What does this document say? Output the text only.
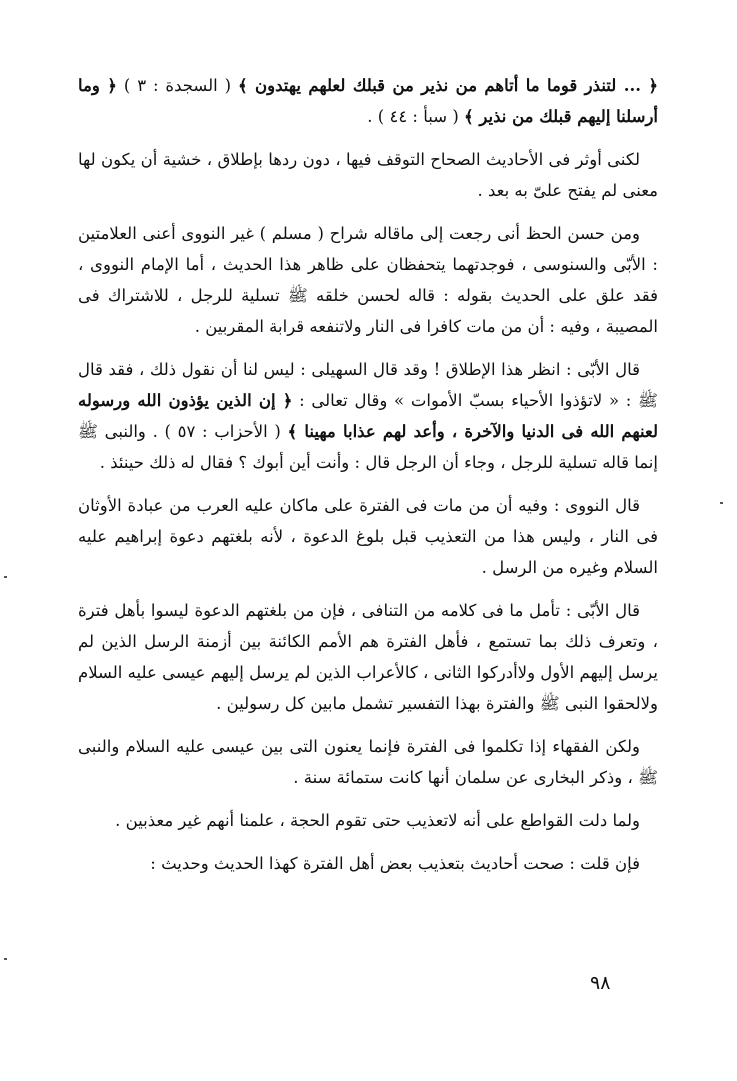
﴿ ... لتنذر قوما ما أتاهم من نذير من قبلك لعلهم يهتدون ﴾ ( السجدة : ٣ ) ﴿ وما أرسلنا إليهم قبلك من نذير ﴾ ( سبأ : ٤٤ ) .

لكنى أوثر فى الأحاديث الصحاح التوقف فيها ، دون ردها بإطلاق ، خشية أن يكون لها معنى لم يفتح علىّ به بعد .

ومن حسن الحظ أنى رجعت إلى ماقاله شراح ( مسلم ) غير النووى أعنى العلامتين : الأبّى والسنوسى ، فوجدتهما يتحفظان على ظاهر هذا الحديث ، أما الإمام النووى ، فقد علق على الحديث بقوله : قاله لحسن خلقه ﷺ تسلية للرجل ، للاشتراك فى المصيبة ، وفيه : أن من مات كافرا فى النار ولاتنفعه قرابة المقربين .

قال الأبّى : انظر هذا الإطلاق ! وقد قال السهيلى : ليس لنا أن نقول ذلك ، فقد قال ﷺ : « لاتؤذوا الأحياء بسبّ الأموات » وقال تعالى : ﴿ إن الذين يؤذون الله ورسوله لعنهم الله فى الدنيا والآخرة ، وأعد لهم عذابا مهينا ﴾ ( الأحزاب : ٥٧ ) . والنبى ﷺ إنما قاله تسلية للرجل ، وجاء أن الرجل قال : وأنت أين أبوك ؟ فقال له ذلك حينئذ .

قال النووى : وفيه أن من مات فى الفترة على ماكان عليه العرب من عبادة الأوثان فى النار ، وليس هذا من التعذيب قبل بلوغ الدعوة ، لأنه بلغتهم دعوة إبراهيم عليه السلام وغيره من الرسل .

قال الأبّى : تأمل ما فى كلامه من التنافى ، فإن من بلغتهم الدعوة ليسوا بأهل فترة ، وتعرف ذلك بما تستمع ، فأهل الفترة هم الأمم الكائنة بين أزمنة الرسل الذين لم يرسل إليهم الأول ولاأدركوا الثانى ، كالأعراب الذين لم يرسل إليهم عيسى عليه السلام ولالحقوا النبى ﷺ والفترة بهذا التفسير تشمل مابين كل رسولين .

ولكن الفقهاء إذا تكلموا فى الفترة فإنما يعنون التى بين عيسى عليه السلام والنبى ﷺ ، وذكر البخارى عن سلمان أنها كانت ستمائة سنة .

ولما دلت القواطع على أنه لاتعذيب حتى تقوم الحجة ، علمنا أنهم غير معذبين .

فإن قلت : صحت أحاديث بتعذيب بعض أهل الفترة كهذا الحديث وحديث :

٩٨
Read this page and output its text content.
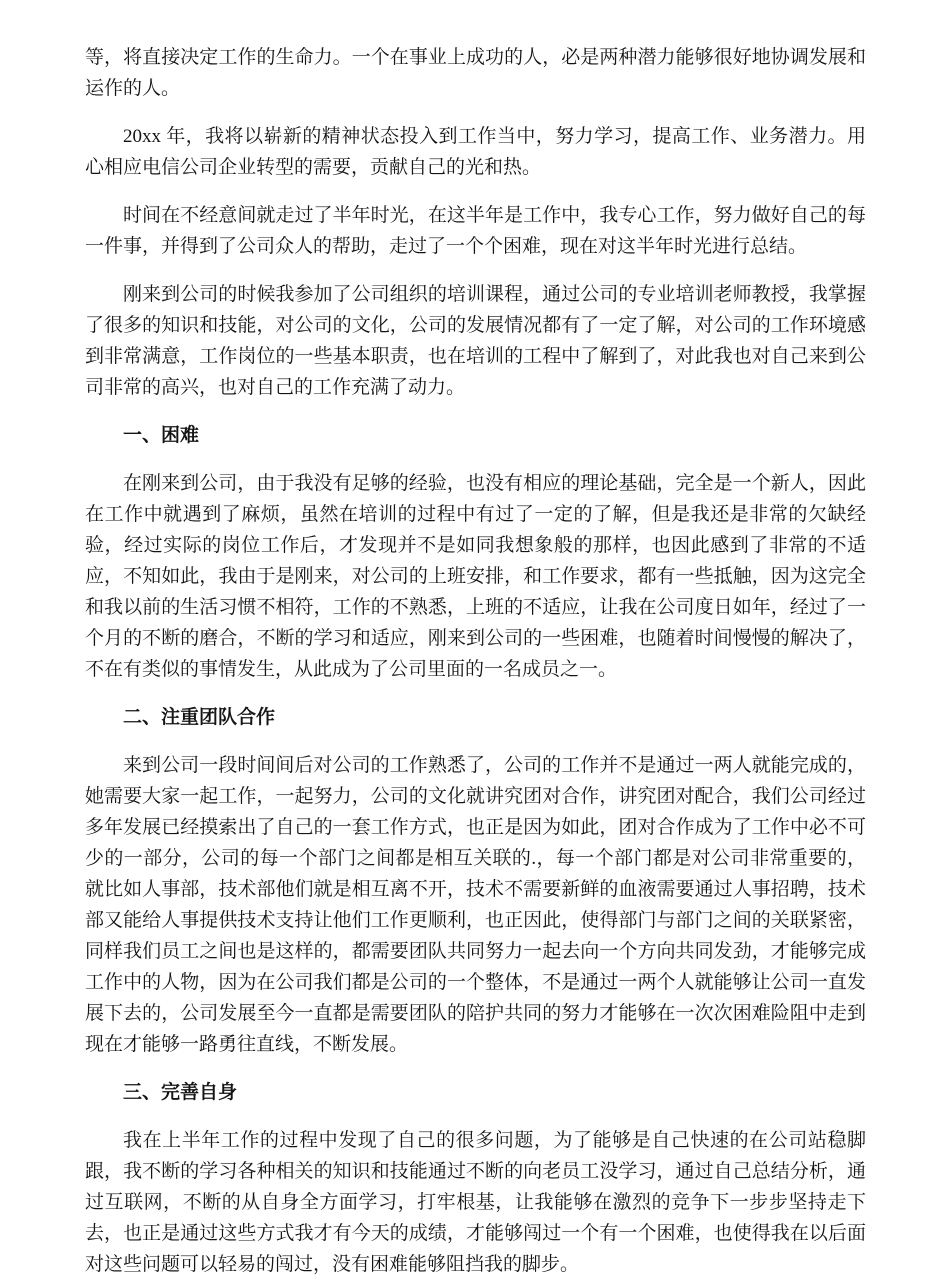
等，将直接决定工作的生命力。一个在事业上成功的人，必是两种潜力能够很好地协调发展和运作的人。

20xx 年，我将以崭新的精神状态投入到工作当中，努力学习，提高工作、业务潜力。用心相应电信公司企业转型的需要，贡献自己的光和热。

时间在不经意间就走过了半年时光，在这半年是工作中，我专心工作，努力做好自己的每一件事，并得到了公司众人的帮助，走过了一个个困难，现在对这半年时光进行总结。

刚来到公司的时候我参加了公司组织的培训课程，通过公司的专业培训老师教授，我掌握了很多的知识和技能，对公司的文化，公司的发展情况都有了一定了解，对公司的工作环境感到非常满意，工作岗位的一些基本职责，也在培训的工程中了解到了，对此我也对自己来到公司非常的高兴，也对自己的工作充满了动力。

一、困难

在刚来到公司，由于我没有足够的经验，也没有相应的理论基础，完全是一个新人，因此在工作中就遇到了麻烦，虽然在培训的过程中有过了一定的了解，但是我还是非常的欠缺经验，经过实际的岗位工作后，才发现并不是如同我想象般的那样，也因此感到了非常的不适应，不知如此，我由于是刚来，对公司的上班安排，和工作要求，都有一些抵触，因为这完全和我以前的生活习惯不相符，工作的不熟悉，上班的不适应，让我在公司度日如年，经过了一个月的不断的磨合，不断的学习和适应，刚来到公司的一些困难，也随着时间慢慢的解决了，不在有类似的事情发生，从此成为了公司里面的一名成员之一。

二、注重团队合作

来到公司一段时间间后对公司的工作熟悉了，公司的工作并不是通过一两人就能完成的，她需要大家一起工作，一起努力，公司的文化就讲究团对合作，讲究团对配合，我们公司经过多年发展已经摸索出了自己的一套工作方式，也正是因为如此，团对合作成为了工作中必不可少的一部分，公司的每一个部门之间都是相互关联的.，每一个部门都是对公司非常重要的，就比如人事部，技术部他们就是相互离不开，技术不需要新鲜的血液需要通过人事招聘，技术部又能给人事提供技术支持让他们工作更顺利，也正因此，使得部门与部门之间的关联紧密，同样我们员工之间也是这样的，都需要团队共同努力一起去向一个方向共同发劲，才能够完成工作中的人物，因为在公司我们都是公司的一个整体，不是通过一两个人就能够让公司一直发展下去的，公司发展至今一直都是需要团队的陪护共同的努力才能够在一次次困难险阻中走到现在才能够一路勇往直线，不断发展。

三、完善自身

我在上半年工作的过程中发现了自己的很多问题，为了能够是自己快速的在公司站稳脚跟，我不断的学习各种相关的知识和技能通过不断的向老员工没学习，通过自己总结分析，通过互联网，不断的从自身全方面学习，打牢根基，让我能够在激烈的竞争下一步步坚持走下去，也正是通过这些方式我才有今天的成绩，才能够闯过一个有一个困难，也使得我在以后面对这些问题可以轻易的闯过，没有困难能够阻挡我的脚步。
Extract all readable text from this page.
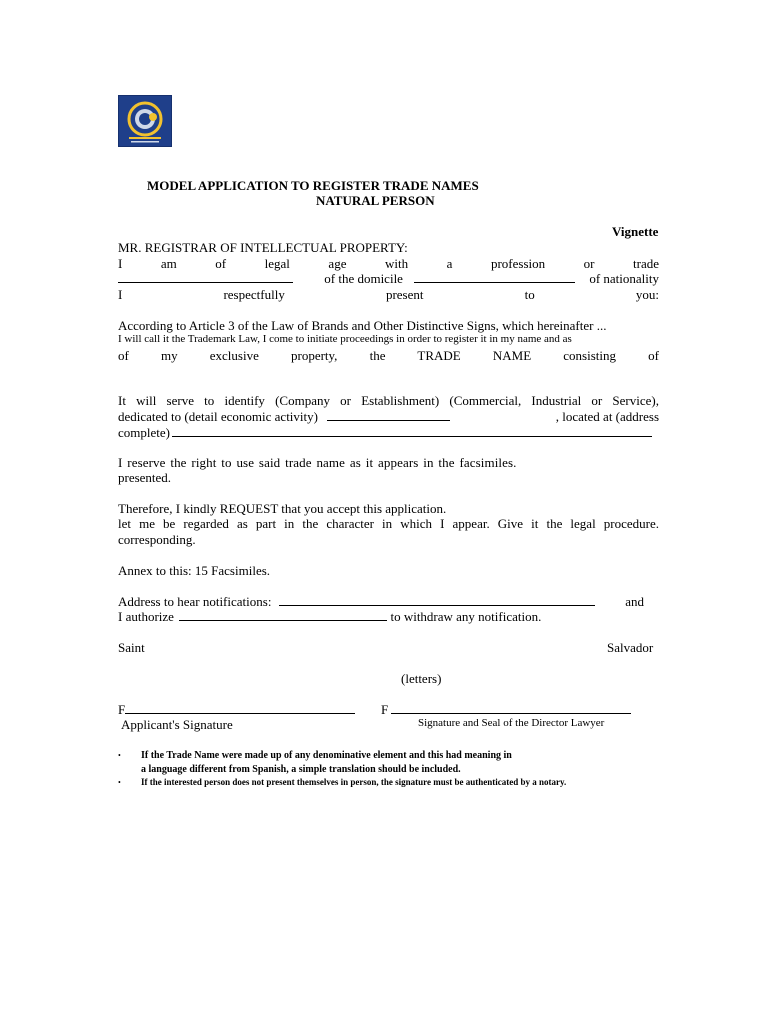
MODEL APPLICATION TO REGISTER TRADE NAMES
NATURAL PERSON
Vignette
MR. REGISTRAR OF INTELLECTUAL PROPERTY:
I am of legal age with a profession or trade
of the domicile	of nationality
I respectfully present to you:
According to Article 3 of the Law of Brands and Other Distinctive Signs, which hereinafter ...
I will call it the Trademark Law, I come to initiate proceedings in order to register it in my name and as
of my exclusive property, the TRADE NAME consisting of
It will serve to identify (Company or Establishment) (Commercial, Industrial or Service),
dedicated to (detail economic activity)	, located at (address
complete)
I reserve the right to use said trade name as it appears in the facsimiles.
presented.
Therefore, I kindly REQUEST that you accept this application.
let me be regarded as part in the character in which I appear. Give it the legal procedure.
corresponding.
Annex to this: 15 Facsimiles.
Address to hear notifications:	and
I authorize	to withdraw any notification.
Saint	Salvador
(letters)
F
Applicant's Signature
F
Signature and Seal of the Director Lawyer
• If the Trade Name were made up of any denominative element and this had meaning in
a language different from Spanish, a simple translation should be included.
• If the interested person does not present themselves in person, the signature must be authenticated by a notary.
======
### Task prompt:
Copy every record above exactly, leaving out any pictures.

### In response:
What does this document say? Output the text only.
﴿ ... لتنذر قوما ما أتاهم من نذير من قبلك لعلهم يهتدون ﴾ ( السجدة : ٣ ) ﴿ وما أرسلنا إليهم قبلك من نذير ﴾ ( سبأ : ٤٤ ) .

لكنى أوثر فى الأحاديث الصحاح التوقف فيها ، دون ردها بإطلاق ، خشية أن يكون لها معنى لم يفتح علىّ به بعد .

ومن حسن الحظ أنى رجعت إلى ماقاله شراح ( مسلم ) غير النووى أعنى العلامتين : الأبّى والسنوسى ، فوجدتهما يتحفظان على ظاهر هذا الحديث ، أما الإمام النووى ، فقد علق على الحديث بقوله : قاله لحسن خلقه ﷺ تسلية للرجل ، للاشتراك فى المصيبة ، وفيه : أن من مات كافرا فى النار ولاتنفعه قرابة المقربين .

قال الأبّى : انظر هذا الإطلاق ! وقد قال السهيلى : ليس لنا أن نقول ذلك ، فقد قال ﷺ : « لاتؤذوا الأحياء بسبّ الأموات » وقال تعالى : ﴿ إن الذين يؤذون الله ورسوله لعنهم الله فى الدنيا والآخرة ، وأعد لهم عذابا مهينا ﴾ ( الأحزاب : ٥٧ ) . والنبى ﷺ إنما قاله تسلية للرجل ، وجاء أن الرجل قال : وأنت أين أبوك ؟ فقال له ذلك حينئذ .

قال النووى : وفيه أن من مات فى الفترة على ماكان عليه العرب من عبادة الأوثان فى النار ، وليس هذا من التعذيب قبل بلوغ الدعوة ، لأنه بلغتهم دعوة إبراهيم عليه السلام وغيره من الرسل .

قال الأبّى : تأمل ما فى كلامه من التنافى ، فإن من بلغتهم الدعوة ليسوا بأهل فترة ، وتعرف ذلك بما تستمع ، فأهل الفترة هم الأمم الكائنة بين أزمنة الرسل الذين لم يرسل إليهم الأول ولاأدركوا الثانى ، كالأعراب الذين لم يرسل إليهم عيسى عليه السلام ولالحقوا النبى ﷺ والفترة بهذا التفسير تشمل مابين كل رسولين .

ولكن الفقهاء إذا تكلموا فى الفترة فإنما يعنون التى بين عيسى عليه السلام والنبى ﷺ ، وذكر البخارى عن سلمان أنها كانت ستمائة سنة .

ولما دلت القواطع على أنه لاتعذيب حتى تقوم الحجة ، علمنا أنهم غير معذبين .

فإن قلت : صحت أحاديث بتعذيب بعض أهل الفترة كهذا الحديث وحديث :

٩٨
Read this page and output its text content.
等，将直接决定工作的生命力。一个在事业上成功的人，必是两种潜力能够很好地协调发展和运作的人。

20xx 年，我将以崭新的精神状态投入到工作当中，努力学习，提高工作、业务潜力。用心相应电信公司企业转型的需要，贡献自己的光和热。

时间在不经意间就走过了半年时光，在这半年是工作中，我专心工作，努力做好自己的每一件事，并得到了公司众人的帮助，走过了一个个困难，现在对这半年时光进行总结。

刚来到公司的时候我参加了公司组织的培训课程，通过公司的专业培训老师教授，我掌握了很多的知识和技能，对公司的文化，公司的发展情况都有了一定了解，对公司的工作环境感到非常满意，工作岗位的一些基本职责，也在培训的工程中了解到了，对此我也对自己来到公司非常的高兴，也对自己的工作充满了动力。

一、困难

在刚来到公司，由于我没有足够的经验，也没有相应的理论基础，完全是一个新人，因此在工作中就遇到了麻烦，虽然在培训的过程中有过了一定的了解，但是我还是非常的欠缺经验，经过实际的岗位工作后，才发现并不是如同我想象般的那样，也因此感到了非常的不适应，不知如此，我由于是刚来，对公司的上班安排，和工作要求，都有一些抵触，因为这完全和我以前的生活习惯不相符，工作的不熟悉，上班的不适应，让我在公司度日如年，经过了一个月的不断的磨合，不断的学习和适应，刚来到公司的一些困难，也随着时间慢慢的解决了，不在有类似的事情发生，从此成为了公司里面的一名成员之一。

二、注重团队合作

来到公司一段时间间后对公司的工作熟悉了，公司的工作并不是通过一两人就能完成的，她需要大家一起工作，一起努力，公司的文化就讲究团对合作，讲究团对配合，我们公司经过多年发展已经摸索出了自己的一套工作方式，也正是因为如此，团对合作成为了工作中必不可少的一部分，公司的每一个部门之间都是相互关联的.，每一个部门都是对公司非常重要的，就比如人事部，技术部他们就是相互离不开，技术不需要新鲜的血液需要通过人事招聘，技术部又能给人事提供技术支持让他们工作更顺利，也正因此，使得部门与部门之间的关联紧密，同样我们员工之间也是这样的，都需要团队共同努力一起去向一个方向共同发劲，才能够完成工作中的人物，因为在公司我们都是公司的一个整体，不是通过一两个人就能够让公司一直发展下去的，公司发展至今一直都是需要团队的陪护共同的努力才能够在一次次困难险阻中走到现在才能够一路勇往直线，不断发展。

三、完善自身

我在上半年工作的过程中发现了自己的很多问题，为了能够是自己快速的在公司站稳脚跟，我不断的学习各种相关的知识和技能通过不断的向老员工没学习，通过自己总结分析，通过互联网，不断的从自身全方面学习，打牢根基，让我能够在激烈的竞争下一步步坚持走下去，也正是通过这些方式我才有今天的成绩，才能够闯过一个有一个困难，也使得我在以后面对这些问题可以轻易的闯过，没有困难能够阻挡我的脚步。
Extract all readable text from this page.
MODEL APPLICATION TO REGISTER TRADE NAMES
NATURAL PERSON
Vignette
MR. REGISTRAR OF INTELLECTUAL PROPERTY:
I am of legal age with a profession or trade
of the domicile	of nationality
I respectfully present to you:
According to Article 3 of the Law of Brands and Other Distinctive Signs, which hereinafter ...
I will call it the Trademark Law, I come to initiate proceedings in order to register it in my name and as
of my exclusive property, the TRADE NAME consisting of
It will serve to identify (Company or Establishment) (Commercial, Industrial or Service),
dedicated to (detail economic activity)	, located at (address
complete)
I reserve the right to use said trade name as it appears in the facsimiles.
presented.
Therefore, I kindly REQUEST that you accept this application.
let me be regarded as part in the character in which I appear. Give it the legal procedure.
corresponding.
Annex to this: 15 Facsimiles.
Address to hear notifications:	and
I authorize	to withdraw any notification.
Saint	Salvador
(letters)
F
Applicant's Signature
F
Signature and Seal of the Director Lawyer
• If the Trade Name were made up of any denominative element and this had meaning in
a language different from Spanish, a simple translation should be included.
• If the interested person does not present themselves in person, the signature must be authenticated by a notary.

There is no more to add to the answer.